OBJECTIVE:
Reproduce the records below exactly, leaving out any pictures.

DATA LISTING:
[Start]

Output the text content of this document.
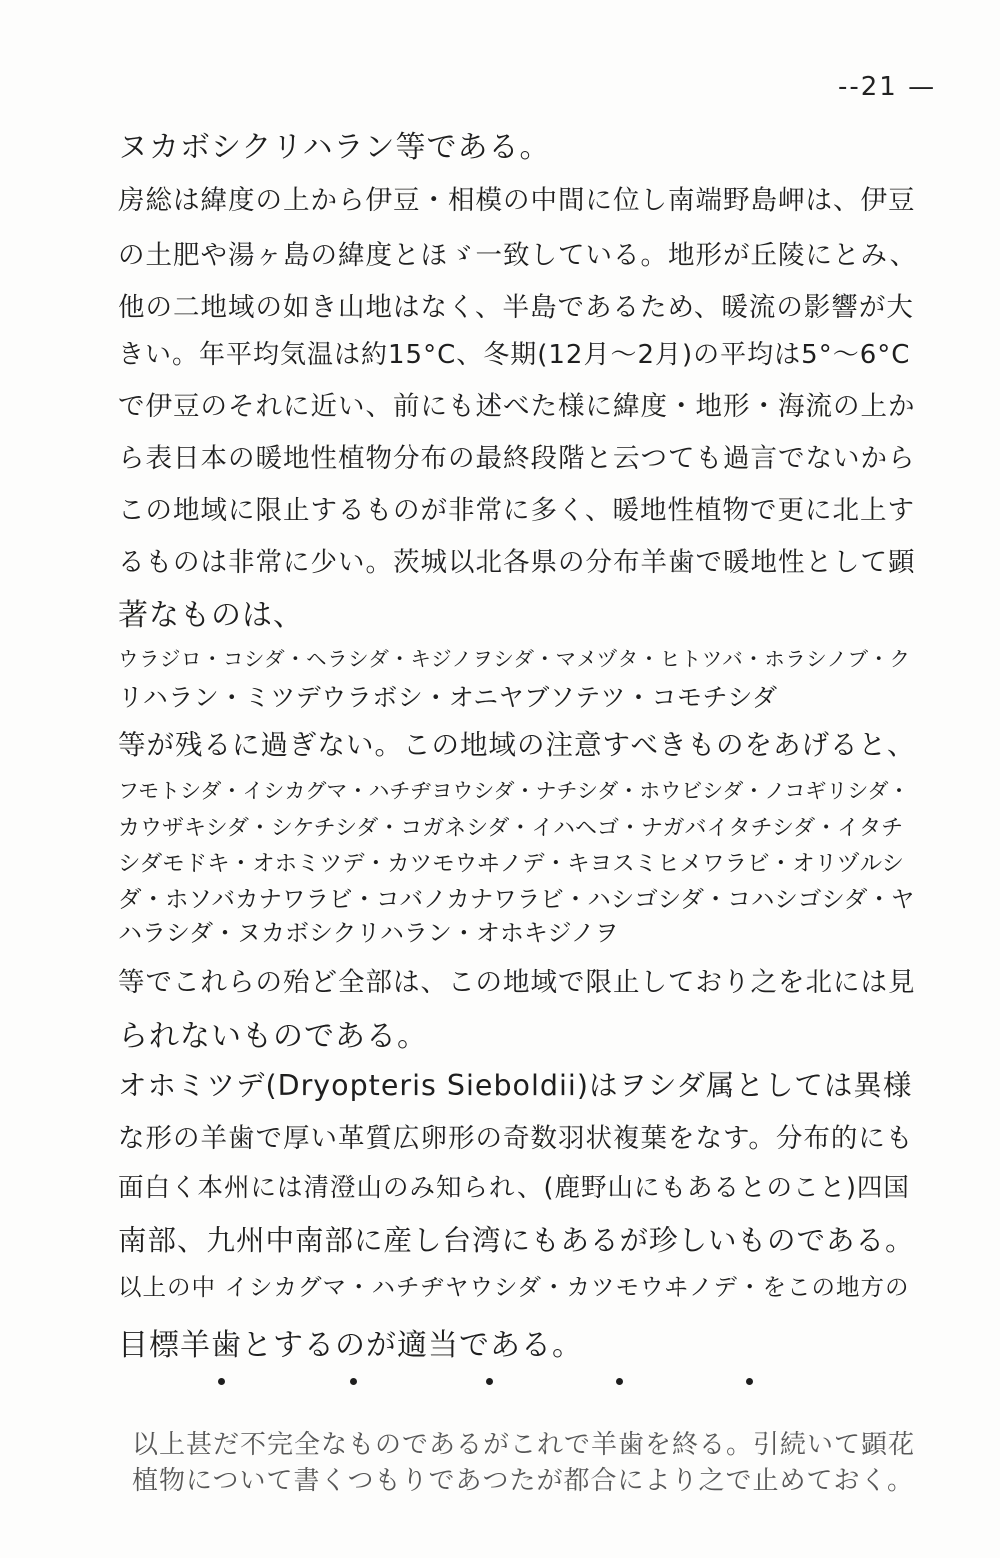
--21 —
ヌカボシクリハラン等である。
房総は緯度の上から伊豆・相模の中間に位し南端野島岬は、伊豆
の土肥や湯ヶ島の緯度とほゞ一致している。地形が丘陵にとみ、
他の二地域の如き山地はなく、半島であるため、暖流の影響が大
きい。年平均気温は約15°C、冬期(12月～2月)の平均は5°～6°C
で伊豆のそれに近い、前にも述べた様に緯度・地形・海流の上か
ら表日本の暖地性植物分布の最終段階と云つても過言でないから
この地域に限止するものが非常に多く、暖地性植物で更に北上す
るものは非常に少い。茨城以北各県の分布羊歯で暖地性として顕
著なものは、
ウラジロ・コシダ・ヘラシダ・キジノヲシダ・マメヅタ・ヒトツバ・ホラシノブ・ク
リハラン・ミツデウラボシ・オニヤブソテツ・コモチシダ
等が残るに過ぎない。この地域の注意すべきものをあげると、
フモトシダ・イシカグマ・ハチヂヨウシダ・ナチシダ・ホウビシダ・ノコギリシダ・
カウザキシダ・シケチシダ・コガネシダ・イハヘゴ・ナガバイタチシダ・イタチ
シダモドキ・オホミツデ・カツモウヰノデ・キヨスミヒメワラビ・オリヅルシ
ダ・ホソバカナワラビ・コバノカナワラビ・ハシゴシダ・コハシゴシダ・ヤ
ハラシダ・ヌカボシクリハラン・オホキジノヲ
等でこれらの殆ど全部は、この地域で限止しており之を北には見
られないものである。
オホミツデ(Dryopteris Sieboldii)はヲシダ属としては異様
な形の羊歯で厚い革質広卵形の奇数羽状複葉をなす。分布的にも
面白く本州には清澄山のみ知られ、(鹿野山にもあるとのこと)四国
南部、九州中南部に産し台湾にもあるが珍しいものである。
以上の中 イシカグマ・ハチヂヤウシダ・カツモウヰノデ・をこの地方の
目標羊歯とするのが適当である。
以上甚だ不完全なものであるがこれで羊歯を終る。引続いて顕花
植物について書くつもりであつたが都合により之で止めておく。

[End]

WRITTEN REPLY:
Output the text content of this document.
--21 —
ヌカボシクリハラン等である。
房総は緯度の上から伊豆・相模の中間に位し南端野島岬は、伊豆
の土肥や湯ヶ島の緯度とほゞ一致している。地形が丘陵にとみ、
他の二地域の如き山地はなく、半島であるため、暖流の影響が大
きい。年平均気温は約15°C、冬期(12月～2月)の平均は5°～6°C
で伊豆のそれに近い、前にも述べた様に緯度・地形・海流の上か
ら表日本の暖地性植物分布の最終段階と云つても過言でないから
この地域に限止するものが非常に多く、暖地性植物で更に北上す
るものは非常に少い。茨城以北各県の分布羊歯で暖地性として顕
著なものは、
ウラジロ・コシダ・ヘラシダ・キジノヲシダ・マメヅタ・ヒトツバ・ホラシノブ・ク
リハラン・ミツデウラボシ・オニヤブソテツ・コモチシダ
等が残るに過ぎない。この地域の注意すべきものをあげると、
フモトシダ・イシカグマ・ハチヂヨウシダ・ナチシダ・ホウビシダ・ノコギリシダ・
カウザキシダ・シケチシダ・コガネシダ・イハヘゴ・ナガバイタチシダ・イタチ
シダモドキ・オホミツデ・カツモウヰノデ・キヨスミヒメワラビ・オリヅルシ
ダ・ホソバカナワラビ・コバノカナワラビ・ハシゴシダ・コハシゴシダ・ヤ
ハラシダ・ヌカボシクリハラン・オホキジノヲ
等でこれらの殆ど全部は、この地域で限止しており之を北には見
られないものである。
オホミツデ(Dryopteris Sieboldii)はヲシダ属としては異様
な形の羊歯で厚い革質広卵形の奇数羽状複葉をなす。分布的にも
面白く本州には清澄山のみ知られ、(鹿野山にもあるとのこと)四国
南部、九州中南部に産し台湾にもあるが珍しいものである。
以上の中 イシカグマ・ハチヂヤウシダ・カツモウヰノデ・をこの地方の
目標羊歯とするのが適当である。
以上甚だ不完全なものであるがこれで羊歯を終る。引続いて顕花
植物について書くつもりであつたが都合により之で止めておく。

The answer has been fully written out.